(Data excerpts)
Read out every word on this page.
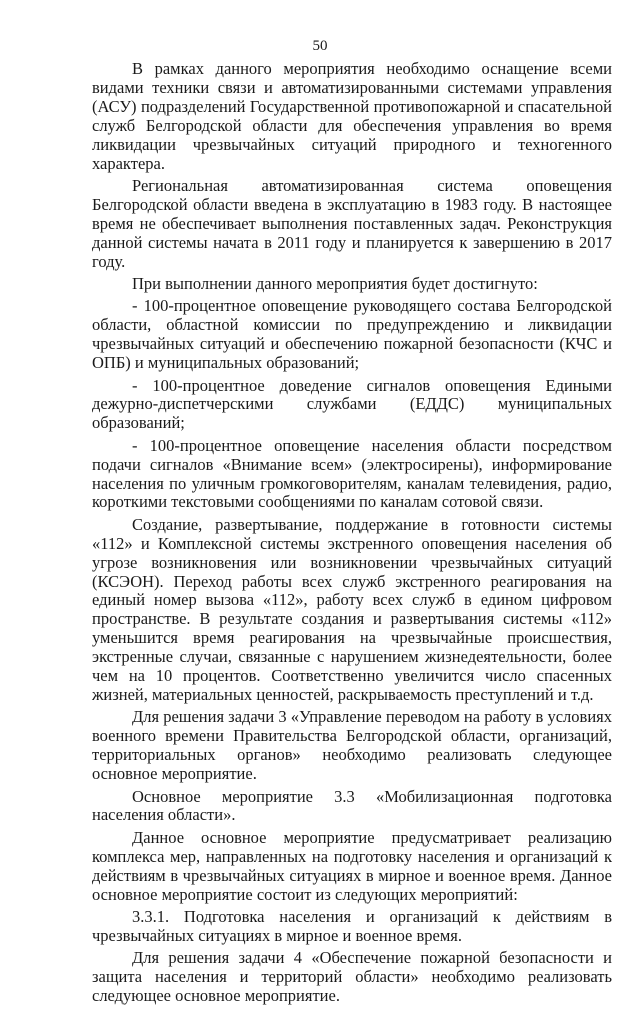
50

В рамках данного мероприятия необходимо оснащение всеми видами техники связи и автоматизированными системами управления (АСУ) подразделений Государственной противопожарной и спасательной служб Белгородской области для обеспечения управления во время ликвидации чрезвычайных ситуаций природного и техногенного характера.

Региональная автоматизированная система оповещения Белгородской области введена в эксплуатацию в 1983 году. В настоящее время не обеспечивает выполнения поставленных задач. Реконструкция данной системы начата в 2011 году и планируется к завершению в 2017 году.

При выполнении данного мероприятия будет достигнуто:

- 100-процентное оповещение руководящего состава Белгородской области, областной комиссии по предупреждению и ликвидации чрезвычайных ситуаций и обеспечению пожарной безопасности (КЧС и ОПБ) и муниципальных образований;

- 100-процентное доведение сигналов оповещения Едиными дежурно-диспетчерскими службами (ЕДДС) муниципальных образований;

- 100-процентное оповещение населения области посредством подачи сигналов «Внимание всем» (электросирены), информирование населения по уличным громкоговорителям, каналам телевидения, радио, короткими текстовыми сообщениями по каналам сотовой связи.

Создание, развертывание, поддержание в готовности системы «112» и Комплексной системы экстренного оповещения населения об угрозе возникновения или возникновении чрезвычайных ситуаций (КСЭОН). Переход работы всех служб экстренного реагирования на единый номер вызова «112», работу всех служб в едином цифровом пространстве. В результате создания и развертывания системы «112» уменьшится время реагирования на чрезвычайные происшествия, экстренные случаи, связанные с нарушением жизнедеятельности, более чем на 10 процентов. Соответственно увеличится число спасенных жизней, материальных ценностей, раскрываемость преступлений и т.д.

Для решения задачи 3 «Управление переводом на работу в условиях военного времени Правительства Белгородской области, организаций, территориальных органов» необходимо реализовать следующее основное мероприятие.

Основное мероприятие 3.3 «Мобилизационная подготовка населения области».

Данное основное мероприятие предусматривает реализацию комплекса мер, направленных на подготовку населения и организаций к действиям в чрезвычайных ситуациях в мирное и военное время. Данное основное мероприятие состоит из следующих мероприятий:

3.3.1. Подготовка населения и организаций к действиям в чрезвычайных ситуациях в мирное и военное время.

Для решения задачи 4 «Обеспечение пожарной безопасности и защита населения и территорий области» необходимо реализовать следующее основное мероприятие.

● Exercise
Transcribe every entry above exactly. Omit all pictures.

● Task result
Read out every word on this page.
50

В рамках данного мероприятия необходимо оснащение всеми видами техники связи и автоматизированными системами управления (АСУ) подразделений Государственной противопожарной и спасательной служб Белгородской области для обеспечения управления во время ликвидации чрезвычайных ситуаций природного и техногенного характера.

Региональная автоматизированная система оповещения Белгородской области введена в эксплуатацию в 1983 году. В настоящее время не обеспечивает выполнения поставленных задач. Реконструкция данной системы начата в 2011 году и планируется к завершению в 2017 году.

При выполнении данного мероприятия будет достигнуто:

- 100-процентное оповещение руководящего состава Белгородской области, областной комиссии по предупреждению и ликвидации чрезвычайных ситуаций и обеспечению пожарной безопасности (КЧС и ОПБ) и муниципальных образований;

- 100-процентное доведение сигналов оповещения Едиными дежурно-диспетчерскими службами (ЕДДС) муниципальных образований;

- 100-процентное оповещение населения области посредством подачи сигналов «Внимание всем» (электросирены), информирование населения по уличным громкоговорителям, каналам телевидения, радио, короткими текстовыми сообщениями по каналам сотовой связи.

Создание, развертывание, поддержание в готовности системы «112» и Комплексной системы экстренного оповещения населения об угрозе возникновения или возникновении чрезвычайных ситуаций (КСЭОН). Переход работы всех служб экстренного реагирования на единый номер вызова «112», работу всех служб в едином цифровом пространстве. В результате создания и развертывания системы «112» уменьшится время реагирования на чрезвычайные происшествия, экстренные случаи, связанные с нарушением жизнедеятельности, более чем на 10 процентов. Соответственно увеличится число спасенных жизней, материальных ценностей, раскрываемость преступлений и т.д.

Для решения задачи 3 «Управление переводом на работу в условиях военного времени Правительства Белгородской области, организаций, территориальных органов» необходимо реализовать следующее основное мероприятие.

Основное мероприятие 3.3 «Мобилизационная подготовка населения области».

Данное основное мероприятие предусматривает реализацию комплекса мер, направленных на подготовку населения и организаций к действиям в чрезвычайных ситуациях в мирное и военное время. Данное основное мероприятие состоит из следующих мероприятий:

3.3.1. Подготовка населения и организаций к действиям в чрезвычайных ситуациях в мирное и военное время.

Для решения задачи 4 «Обеспечение пожарной безопасности и защита населения и территорий области» необходимо реализовать следующее основное мероприятие.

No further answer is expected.